● **Your task**
The entries need to be copied exactly.

╭─ Listed entries

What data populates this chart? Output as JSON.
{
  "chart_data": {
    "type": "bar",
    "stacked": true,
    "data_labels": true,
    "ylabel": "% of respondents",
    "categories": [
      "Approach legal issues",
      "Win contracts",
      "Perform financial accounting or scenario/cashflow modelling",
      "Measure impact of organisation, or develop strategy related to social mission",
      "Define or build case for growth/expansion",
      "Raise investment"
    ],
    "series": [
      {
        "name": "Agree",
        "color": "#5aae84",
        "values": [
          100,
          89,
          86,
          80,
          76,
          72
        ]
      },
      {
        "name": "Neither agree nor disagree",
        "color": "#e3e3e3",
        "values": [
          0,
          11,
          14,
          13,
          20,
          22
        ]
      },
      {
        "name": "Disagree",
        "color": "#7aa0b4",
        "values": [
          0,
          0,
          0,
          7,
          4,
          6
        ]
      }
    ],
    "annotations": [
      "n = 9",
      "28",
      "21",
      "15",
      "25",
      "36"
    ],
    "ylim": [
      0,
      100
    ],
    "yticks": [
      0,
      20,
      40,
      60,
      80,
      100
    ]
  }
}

╰─

● **Finished answer**
What data populates this chart? Output as JSON.
{
  "chart_data": {
    "type": "bar",
    "stacked": true,
    "data_labels": true,
    "ylabel": "% of respondents",
    "categories": [
      "Approach legal issues",
      "Win contracts",
      "Perform financial accounting or scenario/cashflow modelling",
      "Measure impact of organisation, or develop strategy related to social mission",
      "Define or build case for growth/expansion",
      "Raise investment"
    ],
    "series": [
      {
        "name": "Agree",
        "color": "#5aae84",
        "values": [
          100,
          89,
          86,
          80,
          76,
          72
        ]
      },
      {
        "name": "Neither agree nor disagree",
        "color": "#e3e3e3",
        "values": [
          0,
          11,
          14,
          13,
          20,
          22
        ]
      },
      {
        "name": "Disagree",
        "color": "#7aa0b4",
        "values": [
          0,
          0,
          0,
          7,
          4,
          6
        ]
      }
    ],
    "annotations": [
      "n = 9",
      "28",
      "21",
      "15",
      "25",
      "36"
    ],
    "ylim": [
      0,
      100
    ],
    "yticks": [
      0,
      20,
      40,
      60,
      80,
      100
    ]
  }
}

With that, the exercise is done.